Quote every line of the material beneath this one.

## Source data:
○ ○ ○ ○ ○ ○ ○

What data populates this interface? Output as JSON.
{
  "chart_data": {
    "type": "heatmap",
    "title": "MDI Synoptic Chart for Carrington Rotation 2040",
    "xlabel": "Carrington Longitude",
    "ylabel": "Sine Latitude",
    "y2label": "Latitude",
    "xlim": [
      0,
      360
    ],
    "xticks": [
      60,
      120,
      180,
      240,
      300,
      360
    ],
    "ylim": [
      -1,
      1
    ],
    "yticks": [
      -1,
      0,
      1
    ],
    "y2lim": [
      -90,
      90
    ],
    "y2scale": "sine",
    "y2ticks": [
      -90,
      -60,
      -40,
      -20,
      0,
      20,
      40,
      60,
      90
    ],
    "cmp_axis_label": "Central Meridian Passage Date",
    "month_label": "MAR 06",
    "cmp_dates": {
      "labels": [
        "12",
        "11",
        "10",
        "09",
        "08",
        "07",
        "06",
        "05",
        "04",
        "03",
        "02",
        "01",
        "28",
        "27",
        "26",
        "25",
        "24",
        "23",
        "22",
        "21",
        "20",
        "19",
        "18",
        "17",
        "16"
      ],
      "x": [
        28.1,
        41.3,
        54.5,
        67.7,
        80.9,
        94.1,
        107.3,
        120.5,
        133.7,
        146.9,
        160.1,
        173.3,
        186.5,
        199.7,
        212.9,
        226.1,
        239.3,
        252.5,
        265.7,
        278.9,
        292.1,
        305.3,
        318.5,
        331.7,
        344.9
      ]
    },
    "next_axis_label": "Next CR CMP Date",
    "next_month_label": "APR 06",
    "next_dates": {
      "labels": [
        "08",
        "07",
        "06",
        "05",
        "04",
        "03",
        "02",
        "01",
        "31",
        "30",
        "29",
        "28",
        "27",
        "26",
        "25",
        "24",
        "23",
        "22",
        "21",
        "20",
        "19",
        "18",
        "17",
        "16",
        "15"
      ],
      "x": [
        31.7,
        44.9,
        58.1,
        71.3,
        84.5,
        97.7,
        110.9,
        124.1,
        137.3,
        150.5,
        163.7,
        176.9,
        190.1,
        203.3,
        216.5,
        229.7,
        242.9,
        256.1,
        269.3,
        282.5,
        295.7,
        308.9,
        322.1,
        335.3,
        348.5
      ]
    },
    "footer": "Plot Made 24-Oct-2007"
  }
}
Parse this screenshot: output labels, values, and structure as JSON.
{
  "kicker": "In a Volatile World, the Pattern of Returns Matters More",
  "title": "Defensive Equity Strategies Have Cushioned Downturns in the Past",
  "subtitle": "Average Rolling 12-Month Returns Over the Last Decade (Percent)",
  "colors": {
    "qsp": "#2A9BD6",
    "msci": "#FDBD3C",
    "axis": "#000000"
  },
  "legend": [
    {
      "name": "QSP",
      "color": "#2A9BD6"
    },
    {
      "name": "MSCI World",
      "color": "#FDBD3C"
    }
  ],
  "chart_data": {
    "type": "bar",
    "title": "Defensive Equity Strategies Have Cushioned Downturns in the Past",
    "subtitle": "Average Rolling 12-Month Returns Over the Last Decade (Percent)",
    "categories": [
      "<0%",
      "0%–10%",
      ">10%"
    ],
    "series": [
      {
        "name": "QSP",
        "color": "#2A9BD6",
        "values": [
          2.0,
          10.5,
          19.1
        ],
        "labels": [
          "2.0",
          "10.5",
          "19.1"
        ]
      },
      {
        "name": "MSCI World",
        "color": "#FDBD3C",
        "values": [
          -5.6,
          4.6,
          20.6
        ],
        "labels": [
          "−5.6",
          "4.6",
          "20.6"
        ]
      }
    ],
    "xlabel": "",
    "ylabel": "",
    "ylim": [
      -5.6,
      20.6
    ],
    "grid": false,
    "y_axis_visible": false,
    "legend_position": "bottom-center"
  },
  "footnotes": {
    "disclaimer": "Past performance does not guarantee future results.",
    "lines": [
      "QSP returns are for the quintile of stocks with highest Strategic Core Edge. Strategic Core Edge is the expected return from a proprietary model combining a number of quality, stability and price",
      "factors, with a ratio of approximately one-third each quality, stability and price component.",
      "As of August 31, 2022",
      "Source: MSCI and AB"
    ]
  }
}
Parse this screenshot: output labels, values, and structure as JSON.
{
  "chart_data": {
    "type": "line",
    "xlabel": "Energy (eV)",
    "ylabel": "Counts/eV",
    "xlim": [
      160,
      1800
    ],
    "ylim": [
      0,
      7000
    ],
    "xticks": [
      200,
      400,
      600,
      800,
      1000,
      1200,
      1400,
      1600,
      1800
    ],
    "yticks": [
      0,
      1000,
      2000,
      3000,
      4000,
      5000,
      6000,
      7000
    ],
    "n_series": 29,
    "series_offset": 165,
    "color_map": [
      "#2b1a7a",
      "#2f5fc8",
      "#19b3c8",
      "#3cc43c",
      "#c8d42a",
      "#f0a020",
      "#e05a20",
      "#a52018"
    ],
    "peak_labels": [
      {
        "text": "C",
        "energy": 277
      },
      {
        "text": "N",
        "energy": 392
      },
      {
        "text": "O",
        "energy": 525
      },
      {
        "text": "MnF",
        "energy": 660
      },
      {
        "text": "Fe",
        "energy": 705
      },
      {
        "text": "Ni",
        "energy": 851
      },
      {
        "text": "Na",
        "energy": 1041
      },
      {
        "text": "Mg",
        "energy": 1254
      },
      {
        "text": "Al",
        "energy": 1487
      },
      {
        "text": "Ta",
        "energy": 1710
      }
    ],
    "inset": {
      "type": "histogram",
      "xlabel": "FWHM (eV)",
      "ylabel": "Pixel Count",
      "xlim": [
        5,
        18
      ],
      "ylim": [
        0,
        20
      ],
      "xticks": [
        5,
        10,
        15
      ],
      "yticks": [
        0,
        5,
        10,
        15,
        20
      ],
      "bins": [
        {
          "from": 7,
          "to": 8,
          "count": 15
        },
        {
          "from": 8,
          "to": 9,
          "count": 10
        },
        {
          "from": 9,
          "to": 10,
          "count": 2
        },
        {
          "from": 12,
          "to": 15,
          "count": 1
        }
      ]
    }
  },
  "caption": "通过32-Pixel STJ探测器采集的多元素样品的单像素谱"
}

○ ○ ○ ○ ○ ○ ○

## Exercise response:
What data populates this interface? Output as JSON.
{
  "chart_data": {
    "type": "heatmap",
    "title": "MDI Synoptic Chart for Carrington Rotation 2040",
    "xlabel": "Carrington Longitude",
    "ylabel": "Sine Latitude",
    "y2label": "Latitude",
    "xlim": [
      0,
      360
    ],
    "xticks": [
      60,
      120,
      180,
      240,
      300,
      360
    ],
    "ylim": [
      -1,
      1
    ],
    "yticks": [
      -1,
      0,
      1
    ],
    "y2lim": [
      -90,
      90
    ],
    "y2scale": "sine",
    "y2ticks": [
      -90,
      -60,
      -40,
      -20,
      0,
      20,
      40,
      60,
      90
    ],
    "cmp_axis_label": "Central Meridian Passage Date",
    "month_label": "MAR 06",
    "cmp_dates": {
      "labels": [
        "12",
        "11",
        "10",
        "09",
        "08",
        "07",
        "06",
        "05",
        "04",
        "03",
        "02",
        "01",
        "28",
        "27",
        "26",
        "25",
        "24",
        "23",
        "22",
        "21",
        "20",
        "19",
        "18",
        "17",
        "16"
      ],
      "x": [
        28.1,
        41.3,
        54.5,
        67.7,
        80.9,
        94.1,
        107.3,
        120.5,
        133.7,
        146.9,
        160.1,
        173.3,
        186.5,
        199.7,
        212.9,
        226.1,
        239.3,
        252.5,
        265.7,
        278.9,
        292.1,
        305.3,
        318.5,
        331.7,
        344.9
      ]
    },
    "next_axis_label": "Next CR CMP Date",
    "next_month_label": "APR 06",
    "next_dates": {
      "labels": [
        "08",
        "07",
        "06",
        "05",
        "04",
        "03",
        "02",
        "01",
        "31",
        "30",
        "29",
        "28",
        "27",
        "26",
        "25",
        "24",
        "23",
        "22",
        "21",
        "20",
        "19",
        "18",
        "17",
        "16",
        "15"
      ],
      "x": [
        31.7,
        44.9,
        58.1,
        71.3,
        84.5,
        97.7,
        110.9,
        124.1,
        137.3,
        150.5,
        163.7,
        176.9,
        190.1,
        203.3,
        216.5,
        229.7,
        242.9,
        256.1,
        269.3,
        282.5,
        295.7,
        308.9,
        322.1,
        335.3,
        348.5
      ]
    },
    "footer": "Plot Made 24-Oct-2007"
  }
}
Parse this screenshot: output labels, values, and structure as JSON.
{
  "kicker": "In a Volatile World, the Pattern of Returns Matters More",
  "title": "Defensive Equity Strategies Have Cushioned Downturns in the Past",
  "subtitle": "Average Rolling 12-Month Returns Over the Last Decade (Percent)",
  "colors": {
    "qsp": "#2A9BD6",
    "msci": "#FDBD3C",
    "axis": "#000000"
  },
  "legend": [
    {
      "name": "QSP",
      "color": "#2A9BD6"
    },
    {
      "name": "MSCI World",
      "color": "#FDBD3C"
    }
  ],
  "chart_data": {
    "type": "bar",
    "title": "Defensive Equity Strategies Have Cushioned Downturns in the Past",
    "subtitle": "Average Rolling 12-Month Returns Over the Last Decade (Percent)",
    "categories": [
      "<0%",
      "0%–10%",
      ">10%"
    ],
    "series": [
      {
        "name": "QSP",
        "color": "#2A9BD6",
        "values": [
          2.0,
          10.5,
          19.1
        ],
        "labels": [
          "2.0",
          "10.5",
          "19.1"
        ]
      },
      {
        "name": "MSCI World",
        "color": "#FDBD3C",
        "values": [
          -5.6,
          4.6,
          20.6
        ],
        "labels": [
          "−5.6",
          "4.6",
          "20.6"
        ]
      }
    ],
    "xlabel": "",
    "ylabel": "",
    "ylim": [
      -5.6,
      20.6
    ],
    "grid": false,
    "y_axis_visible": false,
    "legend_position": "bottom-center"
  },
  "footnotes": {
    "disclaimer": "Past performance does not guarantee future results.",
    "lines": [
      "QSP returns are for the quintile of stocks with highest Strategic Core Edge. Strategic Core Edge is the expected return from a proprietary model combining a number of quality, stability and price",
      "factors, with a ratio of approximately one-third each quality, stability and price component.",
      "As of August 31, 2022",
      "Source: MSCI and AB"
    ]
  }
}
Parse this screenshot: output labels, values, and structure as JSON.
{
  "chart_data": {
    "type": "line",
    "xlabel": "Energy (eV)",
    "ylabel": "Counts/eV",
    "xlim": [
      160,
      1800
    ],
    "ylim": [
      0,
      7000
    ],
    "xticks": [
      200,
      400,
      600,
      800,
      1000,
      1200,
      1400,
      1600,
      1800
    ],
    "yticks": [
      0,
      1000,
      2000,
      3000,
      4000,
      5000,
      6000,
      7000
    ],
    "n_series": 29,
    "series_offset": 165,
    "color_map": [
      "#2b1a7a",
      "#2f5fc8",
      "#19b3c8",
      "#3cc43c",
      "#c8d42a",
      "#f0a020",
      "#e05a20",
      "#a52018"
    ],
    "peak_labels": [
      {
        "text": "C",
        "energy": 277
      },
      {
        "text": "N",
        "energy": 392
      },
      {
        "text": "O",
        "energy": 525
      },
      {
        "text": "MnF",
        "energy": 660
      },
      {
        "text": "Fe",
        "energy": 705
      },
      {
        "text": "Ni",
        "energy": 851
      },
      {
        "text": "Na",
        "energy": 1041
      },
      {
        "text": "Mg",
        "energy": 1254
      },
      {
        "text": "Al",
        "energy": 1487
      },
      {
        "text": "Ta",
        "energy": 1710
      }
    ],
    "inset": {
      "type": "histogram",
      "xlabel": "FWHM (eV)",
      "ylabel": "Pixel Count",
      "xlim": [
        5,
        18
      ],
      "ylim": [
        0,
        20
      ],
      "xticks": [
        5,
        10,
        15
      ],
      "yticks": [
        0,
        5,
        10,
        15,
        20
      ],
      "bins": [
        {
          "from": 7,
          "to": 8,
          "count": 15
        },
        {
          "from": 8,
          "to": 9,
          "count": 10
        },
        {
          "from": 9,
          "to": 10,
          "count": 2
        },
        {
          "from": 12,
          "to": 15,
          "count": 1
        }
      ]
    }
  },
  "caption": "通过32-Pixel STJ探测器采集的多元素样品的单像素谱"
}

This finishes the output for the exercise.